- **WRITTEN PROBLEM**
Can you extract every line of the rows below verbatim, leaving the pictures out of your answer?

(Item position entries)
- - - -

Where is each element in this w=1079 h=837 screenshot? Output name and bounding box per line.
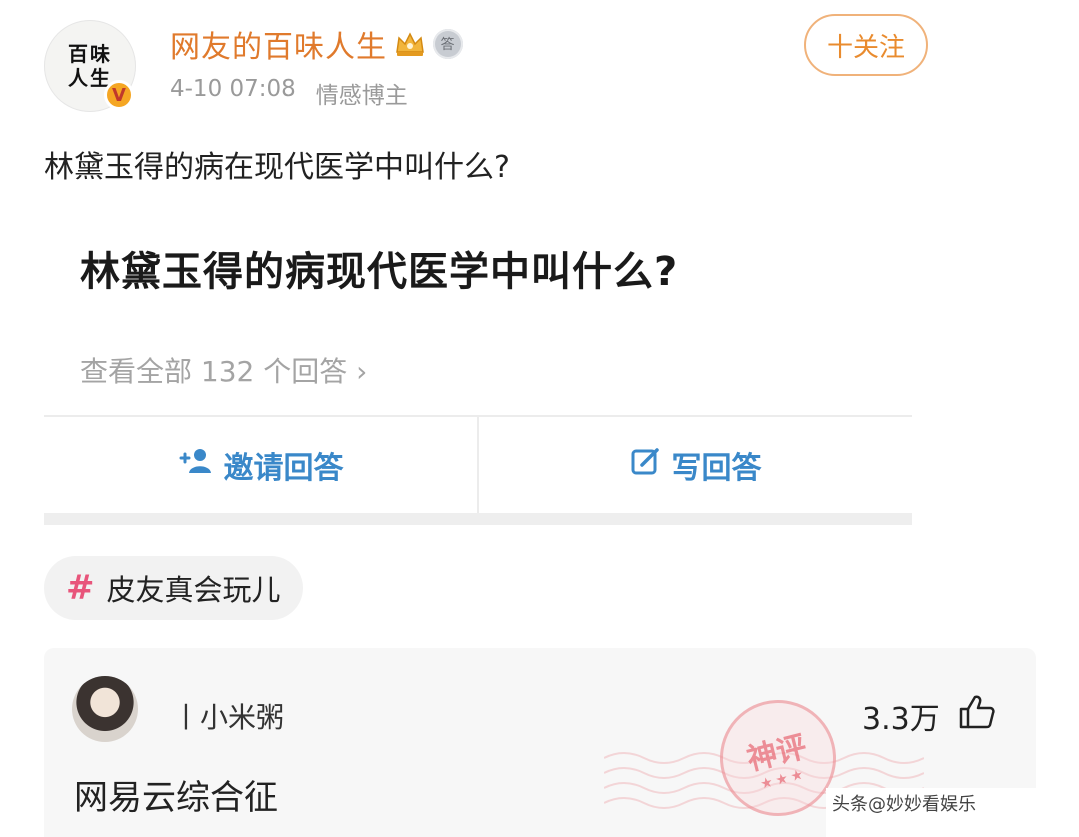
add-user-icon — [178, 446, 214, 484]
author-tag: 情感博主 — [315, 83, 408, 109]
invite-answer-label: 邀请回答 — [223, 451, 344, 486]
write-answer-label: 写回答 — [671, 451, 762, 486]
author-name[interactable]: 网友的百味人生 — [170, 22, 387, 66]
medal-icon: 答 — [433, 29, 463, 59]
avatar-text-top: 百味 — [68, 42, 112, 66]
topic-label: 皮友真会玩儿 — [106, 573, 281, 607]
commenter-avatar[interactable] — [72, 676, 138, 742]
source-watermark: 头条@妙妙看娱乐 — [832, 794, 976, 815]
like-count: 3.3万 — [862, 702, 940, 737]
post-time: 4-10 07:08 — [170, 76, 296, 102]
thumbs-up-icon[interactable] — [958, 694, 996, 738]
hashtag-icon: # — [66, 568, 95, 608]
write-answer-button[interactable]: 写回答 — [479, 417, 912, 513]
crown-icon — [393, 29, 427, 59]
edit-icon — [630, 445, 662, 485]
view-all-answers-link[interactable]: 查看全部 132 个回答 › — [80, 350, 367, 390]
follow-button[interactable]: 十关注 — [804, 14, 928, 76]
question-title[interactable]: 林黛玉得的病现代医学中叫什么? — [80, 239, 678, 297]
post-text: 林黛玉得的病在现代医学中叫什么? — [44, 150, 510, 185]
verified-icon: V — [104, 80, 134, 110]
card-bottom-bar — [44, 513, 912, 525]
post-header: 百味 人生 V 网友的百味人生 答 4-10 07:08 情感博主 十关注 — [0, 0, 1079, 130]
post-meta: 4-10 07:08 情感博主 — [170, 76, 408, 110]
topic-tag[interactable]: # 皮友真会玩儿 — [44, 556, 303, 620]
author-name-row: 网友的百味人生 答 — [170, 22, 463, 66]
commenter-name[interactable]: 丨小米粥 — [172, 696, 284, 736]
invite-answer-button[interactable]: 邀请回答 — [44, 417, 477, 513]
comment-text: 网易云综合征 — [74, 778, 278, 818]
comment-like-area[interactable]: 3.3万 — [862, 694, 996, 738]
question-card[interactable]: 林黛玉得的病现代医学中叫什么? 查看全部 132 个回答 › 邀请回答 写回答 — [44, 205, 912, 525]
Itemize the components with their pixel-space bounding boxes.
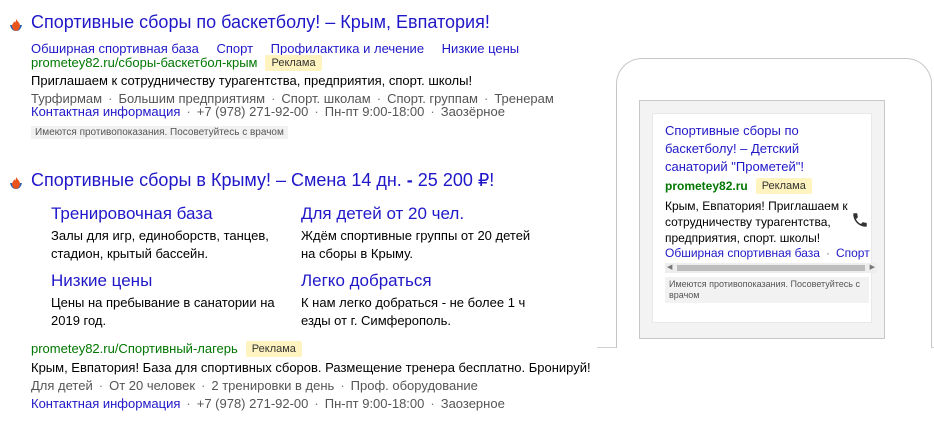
ad-badge: Реклама <box>245 341 302 357</box>
quick-link-training-base[interactable]: Тренировочная база Залы для игр, единобо… <box>51 204 281 263</box>
title-main: Спортивные сборы в Крыму! – Смена 14 дн. <box>31 170 402 190</box>
quick-link-text: Цены на пребывание в санатории на 2019 г… <box>51 295 275 328</box>
mobile-ad-card: Спортивные сборы по баскетболу! – Детски… <box>652 113 877 323</box>
callout: От 20 человек <box>109 378 196 393</box>
phone-icon[interactable] <box>851 211 869 229</box>
location: Заозёрное <box>440 104 505 119</box>
phone-number[interactable]: +7 (978) 271-92-00 <box>197 104 309 119</box>
mobile-ad-title[interactable]: Спортивные сборы по баскетболу! – Детски… <box>665 122 865 176</box>
title-price: 25 200 ₽! <box>417 170 495 190</box>
medical-warning: Имеются противопоказания. Посоветуйтесь … <box>31 126 288 139</box>
ad-title-link[interactable]: Спортивные сборы по баскетболу! – Крым, … <box>31 12 490 33</box>
scroll-right-arrow-icon[interactable]: ▶ <box>870 263 875 273</box>
quick-link-easy-access[interactable]: Легко добраться К нам легко добраться - … <box>301 271 531 330</box>
mobile-sitelink-sports-base[interactable]: Обширная спортивная база <box>665 246 820 260</box>
ad-badge: Реклама <box>265 55 322 71</box>
mobile-sitelinks-scrollbar[interactable]: ◀ ▶ <box>665 263 877 273</box>
work-hours: Пн-пт 9:00-18:00 <box>324 104 425 119</box>
callouts: Для детей · От 20 человек · 2 тренировки в д… <box>31 378 478 393</box>
quick-link-text: Залы для игр, единоборств, танцев, стади… <box>51 228 269 261</box>
location: Заозерное <box>440 396 505 411</box>
scrollbar-thumb[interactable] <box>677 265 865 271</box>
mobile-sitelink-sport[interactable]: Спорт <box>836 246 870 260</box>
quick-link-title[interactable]: Для детей от 20 чел. <box>301 204 531 224</box>
work-hours: Пн-пт 9:00-18:00 <box>324 396 425 411</box>
contact-row: Контактная информация · +7 (978) 271-92-00… <box>31 104 505 119</box>
contact-row: Контактная информация · +7 (978) 271-92-00… <box>31 396 505 411</box>
url-row: prometey82.ru/Спортивный-лагерь Реклама <box>31 340 302 357</box>
mobile-preview-frame: Спортивные сборы по баскетболу! – Детски… <box>616 58 932 348</box>
ad-title-link[interactable]: Спортивные сборы в Крыму! – Смена 14 дн.… <box>31 170 494 191</box>
quick-link-title[interactable]: Тренировочная база <box>51 204 281 224</box>
quick-links-grid: Тренировочная база Залы для игр, единобо… <box>51 204 551 344</box>
quick-link-text: Ждём спортивные группы от 20 детей на сб… <box>301 228 531 261</box>
sitelink-low-prices[interactable]: Низкие цены <box>442 41 519 56</box>
prometey-favicon-icon <box>10 177 22 189</box>
quick-link-title[interactable]: Низкие цены <box>51 271 281 291</box>
prometey-favicon-icon <box>10 19 22 31</box>
warning-row: Имеются противопоказания. Посоветуйтесь … <box>31 122 288 141</box>
quick-link-kids[interactable]: Для детей от 20 чел. Ждём спортивные гру… <box>301 204 531 263</box>
display-url[interactable]: prometey82.ru/Спортивный-лагерь <box>31 341 238 356</box>
url-row: prometey82.ru/сборы-баскетбол-крым Реклам… <box>31 54 322 71</box>
quick-link-title[interactable]: Легко добраться <box>301 271 531 291</box>
ad-text: Приглашаем к сотрудничеству турагентства… <box>31 73 473 88</box>
mobile-sitelinks: Обширная спортивная база · Спорт <box>665 246 870 260</box>
mobile-url-row: prometey82.ru Реклама <box>665 178 812 194</box>
mobile-ad-badge: Реклама <box>755 178 812 194</box>
mobile-display-url[interactable]: prometey82.ru <box>665 179 748 193</box>
scroll-left-arrow-icon[interactable]: ◀ <box>667 263 672 273</box>
callout: Для детей <box>31 378 93 393</box>
phone-number[interactable]: +7 (978) 271-92-00 <box>197 396 309 411</box>
ad-text: Крым, Евпатория! База для спортивных сбо… <box>31 360 591 375</box>
mobile-preview-screen: Спортивные сборы по баскетболу! – Детски… <box>639 100 885 339</box>
quick-link-text: К нам легко добраться - не более 1 ч езд… <box>301 295 526 328</box>
contact-info-link[interactable]: Контактная информация <box>31 396 180 411</box>
title-separator: - <box>401 170 418 190</box>
display-url[interactable]: prometey82.ru/сборы-баскетбол-крым <box>31 55 257 70</box>
quick-link-prices[interactable]: Низкие цены Цены на пребывание в санатор… <box>51 271 281 330</box>
mobile-medical-warning: Имеются противопоказания. Посоветуйтесь … <box>665 277 869 303</box>
mobile-ad-text: Крым, Евпатория! Приглашаем к сотрудниче… <box>665 199 848 245</box>
contact-info-link[interactable]: Контактная информация <box>31 104 180 119</box>
callout: 2 тренировки в день <box>211 378 335 393</box>
callout: Проф. оборудование <box>350 378 478 393</box>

- - - -

- **FULL OUTPUT**
Where is each element in this w=1079 h=837 screenshot? Output name and bounding box per line.
add-user-icon — [178, 446, 214, 484]
author-tag: 情感博主 — [315, 83, 408, 109]
invite-answer-label: 邀请回答 — [223, 451, 344, 486]
write-answer-label: 写回答 — [671, 451, 762, 486]
author-name[interactable]: 网友的百味人生 — [170, 22, 387, 66]
medal-icon: 答 — [433, 29, 463, 59]
avatar-text-top: 百味 — [68, 42, 112, 66]
topic-label: 皮友真会玩儿 — [106, 573, 281, 607]
commenter-avatar[interactable] — [72, 676, 138, 742]
source-watermark: 头条@妙妙看娱乐 — [832, 794, 976, 815]
like-count: 3.3万 — [862, 702, 940, 737]
post-time: 4-10 07:08 — [170, 76, 296, 102]
thumbs-up-icon[interactable] — [958, 694, 996, 738]
hashtag-icon: # — [66, 568, 95, 608]
write-answer-button[interactable]: 写回答 — [479, 417, 912, 513]
crown-icon — [393, 29, 427, 59]
edit-icon — [630, 445, 662, 485]
view-all-answers-link[interactable]: 查看全部 132 个回答 › — [80, 350, 367, 390]
follow-button[interactable]: 十关注 — [804, 14, 928, 76]
question-title[interactable]: 林黛玉得的病现代医学中叫什么? — [80, 239, 678, 297]
post-text: 林黛玉得的病在现代医学中叫什么? — [44, 150, 510, 185]
verified-icon: V — [104, 80, 134, 110]
card-bottom-bar — [44, 513, 912, 525]
post-header: 百味 人生 V 网友的百味人生 答 4-10 07:08 情感博主 十关注 — [0, 0, 1079, 130]
post-meta: 4-10 07:08 情感博主 — [170, 76, 408, 110]
topic-tag[interactable]: # 皮友真会玩儿 — [44, 556, 303, 620]
author-name-row: 网友的百味人生 答 — [170, 22, 463, 66]
commenter-name[interactable]: 丨小米粥 — [172, 696, 284, 736]
invite-answer-button[interactable]: 邀请回答 — [44, 417, 477, 513]
comment-text: 网易云综合征 — [74, 778, 278, 818]
comment-like-area[interactable]: 3.3万 — [862, 694, 996, 738]
question-card[interactable]: 林黛玉得的病现代医学中叫什么? 查看全部 132 个回答 › 邀请回答 写回答 — [44, 205, 912, 525]
Itemize the components with their pixel-space bounding boxes.
ad-badge: Реклама <box>245 341 302 357</box>
quick-link-training-base[interactable]: Тренировочная база Залы для игр, единобо… <box>51 204 281 263</box>
title-main: Спортивные сборы в Крыму! – Смена 14 дн. <box>31 170 402 190</box>
quick-link-text: Цены на пребывание в санатории на 2019 г… <box>51 295 275 328</box>
mobile-ad-card: Спортивные сборы по баскетболу! – Детски… <box>652 113 877 323</box>
callout: От 20 человек <box>109 378 196 393</box>
phone-icon[interactable] <box>851 211 869 229</box>
location: Заозёрное <box>440 104 505 119</box>
phone-number[interactable]: +7 (978) 271-92-00 <box>197 104 309 119</box>
mobile-ad-title[interactable]: Спортивные сборы по баскетболу! – Детски… <box>665 122 865 176</box>
title-price: 25 200 ₽! <box>417 170 495 190</box>
medical-warning: Имеются противопоказания. Посоветуйтесь … <box>31 126 288 139</box>
ad-title-link[interactable]: Спортивные сборы по баскетболу! – Крым, … <box>31 12 490 33</box>
scroll-right-arrow-icon[interactable]: ▶ <box>870 263 875 273</box>
quick-link-easy-access[interactable]: Легко добраться К нам легко добраться - … <box>301 271 531 330</box>
mobile-sitelink-sports-base[interactable]: Обширная спортивная база <box>665 246 820 260</box>
ad-badge: Реклама <box>265 55 322 71</box>
mobile-sitelinks-scrollbar[interactable]: ◀ ▶ <box>665 263 877 273</box>
work-hours: Пн-пт 9:00-18:00 <box>324 104 425 119</box>
callouts: Для детей · От 20 человек · 2 тренировки в д… <box>31 378 478 393</box>
quick-link-text: Залы для игр, единоборств, танцев, стади… <box>51 228 269 261</box>
location: Заозерное <box>440 396 505 411</box>
scrollbar-thumb[interactable] <box>677 265 865 271</box>
mobile-sitelink-sport[interactable]: Спорт <box>836 246 870 260</box>
quick-link-title[interactable]: Для детей от 20 чел. <box>301 204 531 224</box>
work-hours: Пн-пт 9:00-18:00 <box>324 396 425 411</box>
contact-row: Контактная информация · +7 (978) 271-92-00… <box>31 104 505 119</box>
contact-row: Контактная информация · +7 (978) 271-92-00… <box>31 396 505 411</box>
url-row: prometey82.ru/Спортивный-лагерь Реклама <box>31 340 302 357</box>
mobile-preview-frame: Спортивные сборы по баскетболу! – Детски… <box>616 58 932 348</box>
ad-title-link[interactable]: Спортивные сборы в Крыму! – Смена 14 дн.… <box>31 170 494 191</box>
quick-link-title[interactable]: Тренировочная база <box>51 204 281 224</box>
quick-links-grid: Тренировочная база Залы для игр, единобо… <box>51 204 551 344</box>
quick-link-text: Ждём спортивные группы от 20 детей на сб… <box>301 228 531 261</box>
sitelink-low-prices[interactable]: Низкие цены <box>442 41 519 56</box>
prometey-favicon-icon <box>10 177 22 189</box>
quick-link-title[interactable]: Низкие цены <box>51 271 281 291</box>
prometey-favicon-icon <box>10 19 22 31</box>
warning-row: Имеются противопоказания. Посоветуйтесь … <box>31 122 288 141</box>
quick-link-kids[interactable]: Для детей от 20 чел. Ждём спортивные гру… <box>301 204 531 263</box>
display-url[interactable]: prometey82.ru/Спортивный-лагерь <box>31 341 238 356</box>
url-row: prometey82.ru/сборы-баскетбол-крым Реклам… <box>31 54 322 71</box>
quick-link-title[interactable]: Легко добраться <box>301 271 531 291</box>
ad-text: Приглашаем к сотрудничеству турагентства… <box>31 73 473 88</box>
mobile-sitelinks: Обширная спортивная база · Спорт <box>665 246 870 260</box>
mobile-url-row: prometey82.ru Реклама <box>665 178 812 194</box>
mobile-ad-badge: Реклама <box>755 178 812 194</box>
mobile-display-url[interactable]: prometey82.ru <box>665 179 748 193</box>
scroll-left-arrow-icon[interactable]: ◀ <box>667 263 672 273</box>
callout: Для детей <box>31 378 93 393</box>
phone-number[interactable]: +7 (978) 271-92-00 <box>197 396 309 411</box>
ad-text: Крым, Евпатория! База для спортивных сбо… <box>31 360 591 375</box>
mobile-preview-screen: Спортивные сборы по баскетболу! – Детски… <box>639 100 885 339</box>
quick-link-text: К нам легко добраться - не более 1 ч езд… <box>301 295 526 328</box>
contact-info-link[interactable]: Контактная информация <box>31 396 180 411</box>
title-separator: - <box>401 170 418 190</box>
display-url[interactable]: prometey82.ru/сборы-баскетбол-крым <box>31 55 257 70</box>
quick-link-prices[interactable]: Низкие цены Цены на пребывание в санатор… <box>51 271 281 330</box>
mobile-medical-warning: Имеются противопоказания. Посоветуйтесь … <box>665 277 869 303</box>
mobile-ad-text: Крым, Евпатория! Приглашаем к сотрудниче… <box>665 199 848 245</box>
contact-info-link[interactable]: Контактная информация <box>31 104 180 119</box>
callout: 2 тренировки в день <box>211 378 335 393</box>
callout: Проф. оборудование <box>350 378 478 393</box>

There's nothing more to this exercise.